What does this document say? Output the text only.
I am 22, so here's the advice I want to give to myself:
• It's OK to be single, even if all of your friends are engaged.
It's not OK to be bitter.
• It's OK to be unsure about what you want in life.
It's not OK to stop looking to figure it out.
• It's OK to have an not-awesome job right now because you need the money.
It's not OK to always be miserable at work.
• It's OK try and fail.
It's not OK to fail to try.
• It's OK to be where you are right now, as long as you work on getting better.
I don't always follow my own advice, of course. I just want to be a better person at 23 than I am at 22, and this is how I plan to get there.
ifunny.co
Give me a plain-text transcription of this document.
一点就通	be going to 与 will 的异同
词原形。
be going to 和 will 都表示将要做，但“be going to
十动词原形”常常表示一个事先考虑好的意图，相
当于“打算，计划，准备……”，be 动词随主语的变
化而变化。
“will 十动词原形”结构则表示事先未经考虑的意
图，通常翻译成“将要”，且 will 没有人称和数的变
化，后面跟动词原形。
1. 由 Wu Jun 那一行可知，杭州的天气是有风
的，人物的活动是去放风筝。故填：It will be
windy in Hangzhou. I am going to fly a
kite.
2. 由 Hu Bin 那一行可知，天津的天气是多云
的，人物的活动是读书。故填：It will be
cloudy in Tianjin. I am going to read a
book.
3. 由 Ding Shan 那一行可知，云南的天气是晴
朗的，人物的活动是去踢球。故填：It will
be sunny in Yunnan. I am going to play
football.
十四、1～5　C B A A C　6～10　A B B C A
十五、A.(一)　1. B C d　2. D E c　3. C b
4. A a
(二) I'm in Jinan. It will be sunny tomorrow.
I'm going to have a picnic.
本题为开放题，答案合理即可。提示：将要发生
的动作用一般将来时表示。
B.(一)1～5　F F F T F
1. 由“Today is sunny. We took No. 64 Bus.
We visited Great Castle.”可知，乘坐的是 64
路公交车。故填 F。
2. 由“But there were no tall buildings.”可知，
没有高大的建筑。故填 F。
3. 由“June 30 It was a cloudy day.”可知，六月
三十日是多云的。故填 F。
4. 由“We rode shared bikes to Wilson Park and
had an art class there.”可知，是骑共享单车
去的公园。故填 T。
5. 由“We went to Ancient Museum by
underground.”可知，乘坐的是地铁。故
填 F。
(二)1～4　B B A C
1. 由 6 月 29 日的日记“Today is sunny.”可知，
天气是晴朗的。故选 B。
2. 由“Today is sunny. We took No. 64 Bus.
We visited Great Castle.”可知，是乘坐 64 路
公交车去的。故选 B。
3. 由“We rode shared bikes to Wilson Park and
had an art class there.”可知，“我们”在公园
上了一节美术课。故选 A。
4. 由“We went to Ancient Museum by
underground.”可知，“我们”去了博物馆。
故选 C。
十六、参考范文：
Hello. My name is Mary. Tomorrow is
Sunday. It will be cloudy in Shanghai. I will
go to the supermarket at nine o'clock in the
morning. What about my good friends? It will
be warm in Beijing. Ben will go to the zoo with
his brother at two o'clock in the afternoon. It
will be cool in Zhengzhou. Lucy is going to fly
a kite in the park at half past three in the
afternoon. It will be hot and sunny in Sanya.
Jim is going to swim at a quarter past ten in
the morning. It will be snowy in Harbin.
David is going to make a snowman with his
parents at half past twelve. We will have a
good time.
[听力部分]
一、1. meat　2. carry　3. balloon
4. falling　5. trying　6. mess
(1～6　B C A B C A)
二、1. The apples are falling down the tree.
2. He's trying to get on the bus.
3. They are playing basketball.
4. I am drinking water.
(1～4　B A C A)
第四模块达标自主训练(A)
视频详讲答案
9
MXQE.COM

+ + + + +

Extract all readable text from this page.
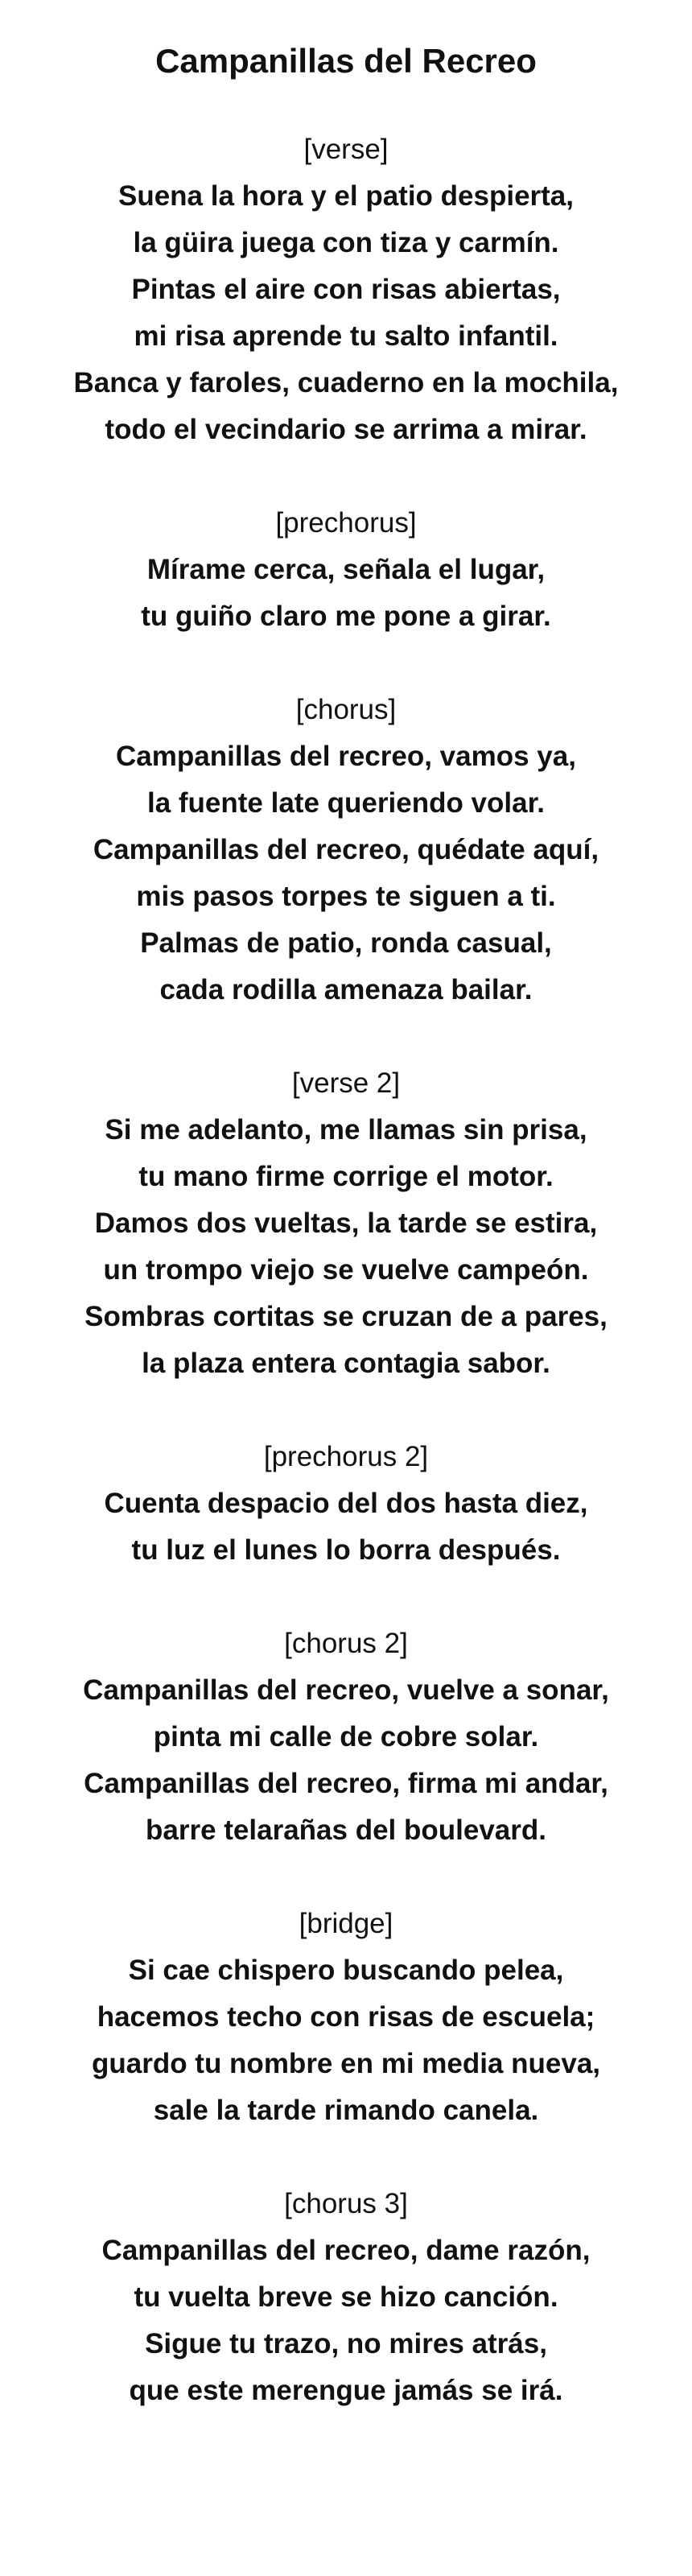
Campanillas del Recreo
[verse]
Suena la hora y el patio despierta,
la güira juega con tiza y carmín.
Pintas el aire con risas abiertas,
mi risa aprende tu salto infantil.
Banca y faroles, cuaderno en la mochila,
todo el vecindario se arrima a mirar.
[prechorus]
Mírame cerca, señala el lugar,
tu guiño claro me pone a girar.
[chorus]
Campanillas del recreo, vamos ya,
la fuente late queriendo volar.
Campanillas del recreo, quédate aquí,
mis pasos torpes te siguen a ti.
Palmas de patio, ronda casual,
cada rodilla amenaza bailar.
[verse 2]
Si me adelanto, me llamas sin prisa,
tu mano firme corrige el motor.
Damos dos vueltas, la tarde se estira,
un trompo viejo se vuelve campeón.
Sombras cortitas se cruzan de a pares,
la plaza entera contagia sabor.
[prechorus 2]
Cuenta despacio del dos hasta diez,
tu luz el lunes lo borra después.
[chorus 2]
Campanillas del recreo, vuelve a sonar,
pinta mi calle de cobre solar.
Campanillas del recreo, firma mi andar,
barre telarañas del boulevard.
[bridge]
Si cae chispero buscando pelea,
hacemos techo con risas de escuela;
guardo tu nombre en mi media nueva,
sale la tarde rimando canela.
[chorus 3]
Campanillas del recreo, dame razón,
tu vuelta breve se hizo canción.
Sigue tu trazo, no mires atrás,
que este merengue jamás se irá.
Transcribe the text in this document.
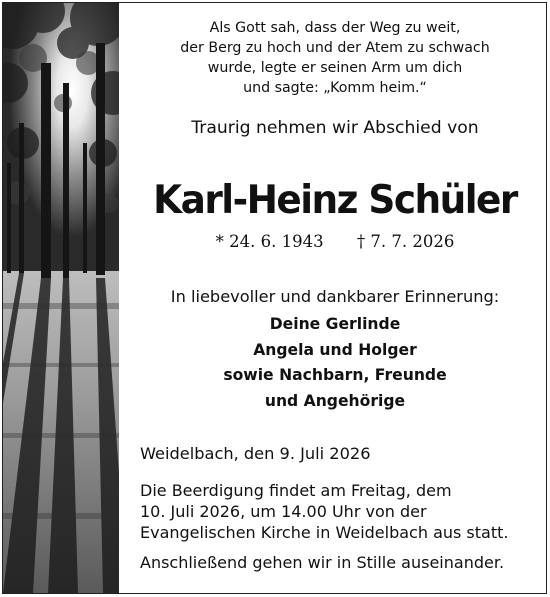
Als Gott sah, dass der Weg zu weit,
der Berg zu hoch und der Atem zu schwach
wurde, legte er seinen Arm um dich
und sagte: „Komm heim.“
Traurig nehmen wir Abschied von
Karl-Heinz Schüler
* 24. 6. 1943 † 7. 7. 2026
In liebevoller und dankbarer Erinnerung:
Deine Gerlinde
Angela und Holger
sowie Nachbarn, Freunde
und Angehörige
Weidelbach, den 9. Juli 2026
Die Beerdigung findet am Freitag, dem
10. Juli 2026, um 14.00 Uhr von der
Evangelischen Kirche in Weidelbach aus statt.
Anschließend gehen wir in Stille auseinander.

+ + + + +

> _Short task_: Wherever a line in the data above holds "risas", copy that line.

> _Answer in full_:
Pintas el aire con risas abiertas,
hacemos techo con risas de escuela;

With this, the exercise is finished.